# [Description of the task]
Wherever the word "name" appears in the entries, copy the whole line.

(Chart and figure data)
::::::

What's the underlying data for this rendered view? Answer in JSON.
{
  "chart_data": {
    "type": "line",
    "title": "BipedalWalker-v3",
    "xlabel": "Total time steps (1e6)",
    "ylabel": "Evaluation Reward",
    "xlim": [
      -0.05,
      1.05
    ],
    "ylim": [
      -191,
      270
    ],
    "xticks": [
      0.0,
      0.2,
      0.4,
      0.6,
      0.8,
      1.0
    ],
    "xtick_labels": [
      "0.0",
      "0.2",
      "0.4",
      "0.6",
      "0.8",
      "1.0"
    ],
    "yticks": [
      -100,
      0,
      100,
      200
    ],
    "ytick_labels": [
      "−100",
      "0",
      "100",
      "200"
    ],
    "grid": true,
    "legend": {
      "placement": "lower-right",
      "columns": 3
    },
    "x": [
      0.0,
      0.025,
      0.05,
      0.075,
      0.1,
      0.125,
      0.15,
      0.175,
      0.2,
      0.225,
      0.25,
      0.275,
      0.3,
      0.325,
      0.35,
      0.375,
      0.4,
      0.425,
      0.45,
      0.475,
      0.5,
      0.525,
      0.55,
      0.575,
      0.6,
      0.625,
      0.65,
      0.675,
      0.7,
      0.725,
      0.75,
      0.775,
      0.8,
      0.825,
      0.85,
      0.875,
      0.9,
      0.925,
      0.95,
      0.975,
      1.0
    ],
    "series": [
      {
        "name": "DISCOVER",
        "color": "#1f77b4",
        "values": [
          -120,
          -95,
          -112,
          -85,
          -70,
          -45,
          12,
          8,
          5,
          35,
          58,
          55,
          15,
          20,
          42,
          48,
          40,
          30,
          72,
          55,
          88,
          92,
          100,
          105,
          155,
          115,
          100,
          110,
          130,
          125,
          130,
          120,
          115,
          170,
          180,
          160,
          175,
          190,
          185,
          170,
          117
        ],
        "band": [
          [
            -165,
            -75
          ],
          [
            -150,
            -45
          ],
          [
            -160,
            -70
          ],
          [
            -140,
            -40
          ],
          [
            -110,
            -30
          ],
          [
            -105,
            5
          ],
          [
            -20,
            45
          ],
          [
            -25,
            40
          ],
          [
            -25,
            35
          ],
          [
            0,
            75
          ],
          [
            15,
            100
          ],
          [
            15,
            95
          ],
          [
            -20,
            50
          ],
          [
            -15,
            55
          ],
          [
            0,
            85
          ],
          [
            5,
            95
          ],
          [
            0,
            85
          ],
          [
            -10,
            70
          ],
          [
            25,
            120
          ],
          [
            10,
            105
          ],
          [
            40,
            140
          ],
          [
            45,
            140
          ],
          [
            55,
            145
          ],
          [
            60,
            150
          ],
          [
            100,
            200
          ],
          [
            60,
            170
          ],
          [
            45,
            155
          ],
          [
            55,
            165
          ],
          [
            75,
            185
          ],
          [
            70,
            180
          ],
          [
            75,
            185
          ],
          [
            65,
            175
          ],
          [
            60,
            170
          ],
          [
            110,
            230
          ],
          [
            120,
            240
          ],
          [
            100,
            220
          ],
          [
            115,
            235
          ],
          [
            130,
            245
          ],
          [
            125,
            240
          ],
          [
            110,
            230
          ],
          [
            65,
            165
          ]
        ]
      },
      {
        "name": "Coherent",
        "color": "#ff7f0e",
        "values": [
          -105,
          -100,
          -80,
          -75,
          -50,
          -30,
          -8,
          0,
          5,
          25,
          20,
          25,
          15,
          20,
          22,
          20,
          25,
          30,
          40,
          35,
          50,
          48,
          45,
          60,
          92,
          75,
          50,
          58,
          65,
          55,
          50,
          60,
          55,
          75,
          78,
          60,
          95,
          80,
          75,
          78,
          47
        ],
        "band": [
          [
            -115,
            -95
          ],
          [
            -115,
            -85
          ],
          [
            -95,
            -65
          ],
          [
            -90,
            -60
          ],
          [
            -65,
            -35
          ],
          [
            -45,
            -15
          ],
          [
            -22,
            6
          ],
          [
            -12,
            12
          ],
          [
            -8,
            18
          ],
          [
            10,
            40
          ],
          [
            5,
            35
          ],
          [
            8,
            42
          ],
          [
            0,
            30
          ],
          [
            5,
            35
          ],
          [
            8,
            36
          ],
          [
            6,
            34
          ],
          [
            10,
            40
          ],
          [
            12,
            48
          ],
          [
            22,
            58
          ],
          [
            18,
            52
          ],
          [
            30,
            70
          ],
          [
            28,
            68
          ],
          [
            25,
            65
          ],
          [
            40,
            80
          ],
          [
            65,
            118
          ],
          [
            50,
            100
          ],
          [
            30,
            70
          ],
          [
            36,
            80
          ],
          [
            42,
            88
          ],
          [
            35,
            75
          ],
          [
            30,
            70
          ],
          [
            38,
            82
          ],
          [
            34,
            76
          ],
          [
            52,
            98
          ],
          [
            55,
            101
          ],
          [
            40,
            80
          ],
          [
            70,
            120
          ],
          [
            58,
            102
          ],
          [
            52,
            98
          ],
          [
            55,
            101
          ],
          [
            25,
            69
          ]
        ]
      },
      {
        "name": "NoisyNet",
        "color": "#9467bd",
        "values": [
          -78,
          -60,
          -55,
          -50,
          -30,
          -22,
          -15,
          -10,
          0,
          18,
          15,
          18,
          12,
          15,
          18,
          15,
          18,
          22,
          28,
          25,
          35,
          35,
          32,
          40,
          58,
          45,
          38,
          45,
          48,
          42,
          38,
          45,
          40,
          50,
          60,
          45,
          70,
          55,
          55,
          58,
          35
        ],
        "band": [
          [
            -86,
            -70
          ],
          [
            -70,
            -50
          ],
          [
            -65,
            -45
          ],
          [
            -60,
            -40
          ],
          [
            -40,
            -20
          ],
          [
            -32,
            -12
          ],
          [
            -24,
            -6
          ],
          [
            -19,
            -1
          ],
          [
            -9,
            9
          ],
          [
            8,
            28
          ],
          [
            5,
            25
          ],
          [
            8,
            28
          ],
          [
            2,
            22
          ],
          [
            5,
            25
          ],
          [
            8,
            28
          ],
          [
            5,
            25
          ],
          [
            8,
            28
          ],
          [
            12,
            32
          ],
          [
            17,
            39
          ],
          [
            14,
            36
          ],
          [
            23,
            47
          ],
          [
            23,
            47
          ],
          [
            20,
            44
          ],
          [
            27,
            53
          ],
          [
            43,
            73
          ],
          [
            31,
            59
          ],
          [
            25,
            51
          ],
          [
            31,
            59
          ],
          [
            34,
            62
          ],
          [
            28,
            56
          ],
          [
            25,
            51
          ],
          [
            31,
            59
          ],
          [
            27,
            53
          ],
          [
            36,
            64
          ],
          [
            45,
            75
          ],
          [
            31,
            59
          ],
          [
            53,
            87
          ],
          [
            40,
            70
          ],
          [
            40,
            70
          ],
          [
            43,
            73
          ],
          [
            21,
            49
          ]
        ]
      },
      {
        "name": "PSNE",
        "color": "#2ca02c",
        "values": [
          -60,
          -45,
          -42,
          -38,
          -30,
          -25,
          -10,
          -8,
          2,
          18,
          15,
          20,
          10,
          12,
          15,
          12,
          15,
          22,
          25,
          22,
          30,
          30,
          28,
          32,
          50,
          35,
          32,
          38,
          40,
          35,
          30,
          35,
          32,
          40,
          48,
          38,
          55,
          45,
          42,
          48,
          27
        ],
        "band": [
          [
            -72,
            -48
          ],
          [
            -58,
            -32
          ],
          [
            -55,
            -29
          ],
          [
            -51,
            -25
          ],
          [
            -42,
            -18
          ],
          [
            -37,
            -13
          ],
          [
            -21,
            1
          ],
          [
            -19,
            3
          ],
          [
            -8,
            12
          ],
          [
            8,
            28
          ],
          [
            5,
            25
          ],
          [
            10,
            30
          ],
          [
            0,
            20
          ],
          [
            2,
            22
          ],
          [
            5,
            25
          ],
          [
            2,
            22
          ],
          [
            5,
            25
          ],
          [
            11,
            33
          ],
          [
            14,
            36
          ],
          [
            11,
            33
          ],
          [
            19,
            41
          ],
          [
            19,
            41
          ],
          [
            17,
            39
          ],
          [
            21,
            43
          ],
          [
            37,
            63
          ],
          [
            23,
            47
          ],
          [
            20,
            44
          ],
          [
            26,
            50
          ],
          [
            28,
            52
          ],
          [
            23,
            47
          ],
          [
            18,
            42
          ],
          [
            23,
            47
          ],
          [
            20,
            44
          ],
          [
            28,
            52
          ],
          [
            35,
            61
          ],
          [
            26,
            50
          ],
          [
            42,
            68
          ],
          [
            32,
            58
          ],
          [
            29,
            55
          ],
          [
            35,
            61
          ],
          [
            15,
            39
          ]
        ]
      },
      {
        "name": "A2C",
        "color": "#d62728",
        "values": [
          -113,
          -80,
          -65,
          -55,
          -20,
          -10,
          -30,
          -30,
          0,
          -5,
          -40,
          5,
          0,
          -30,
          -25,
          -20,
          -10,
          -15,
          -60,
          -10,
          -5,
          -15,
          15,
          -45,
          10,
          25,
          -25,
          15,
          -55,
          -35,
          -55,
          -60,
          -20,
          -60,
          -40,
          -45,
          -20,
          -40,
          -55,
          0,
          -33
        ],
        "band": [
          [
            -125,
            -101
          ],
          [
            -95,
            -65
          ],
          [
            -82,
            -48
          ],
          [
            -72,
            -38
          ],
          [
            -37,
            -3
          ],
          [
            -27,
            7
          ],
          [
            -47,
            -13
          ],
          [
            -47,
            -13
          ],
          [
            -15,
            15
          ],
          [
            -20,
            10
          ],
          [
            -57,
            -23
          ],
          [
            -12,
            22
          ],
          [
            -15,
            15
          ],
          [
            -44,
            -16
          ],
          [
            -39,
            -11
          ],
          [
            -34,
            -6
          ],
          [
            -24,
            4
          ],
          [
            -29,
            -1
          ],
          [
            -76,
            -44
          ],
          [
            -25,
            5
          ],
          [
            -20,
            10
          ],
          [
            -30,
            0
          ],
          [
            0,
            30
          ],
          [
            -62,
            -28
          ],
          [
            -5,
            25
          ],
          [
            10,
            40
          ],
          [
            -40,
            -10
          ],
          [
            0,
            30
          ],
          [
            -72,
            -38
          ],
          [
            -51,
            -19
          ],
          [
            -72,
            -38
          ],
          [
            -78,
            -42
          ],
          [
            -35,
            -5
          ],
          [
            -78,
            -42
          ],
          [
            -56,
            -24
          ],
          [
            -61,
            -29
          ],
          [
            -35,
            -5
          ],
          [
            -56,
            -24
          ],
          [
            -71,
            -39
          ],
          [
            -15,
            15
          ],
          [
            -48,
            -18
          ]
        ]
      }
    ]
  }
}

::::::

# [Answer for this exercise]
        "name": "DISCOVER",
        "name": "Coherent",
        "name": "NoisyNet",
        "name": "PSNE",
        "name": "A2C",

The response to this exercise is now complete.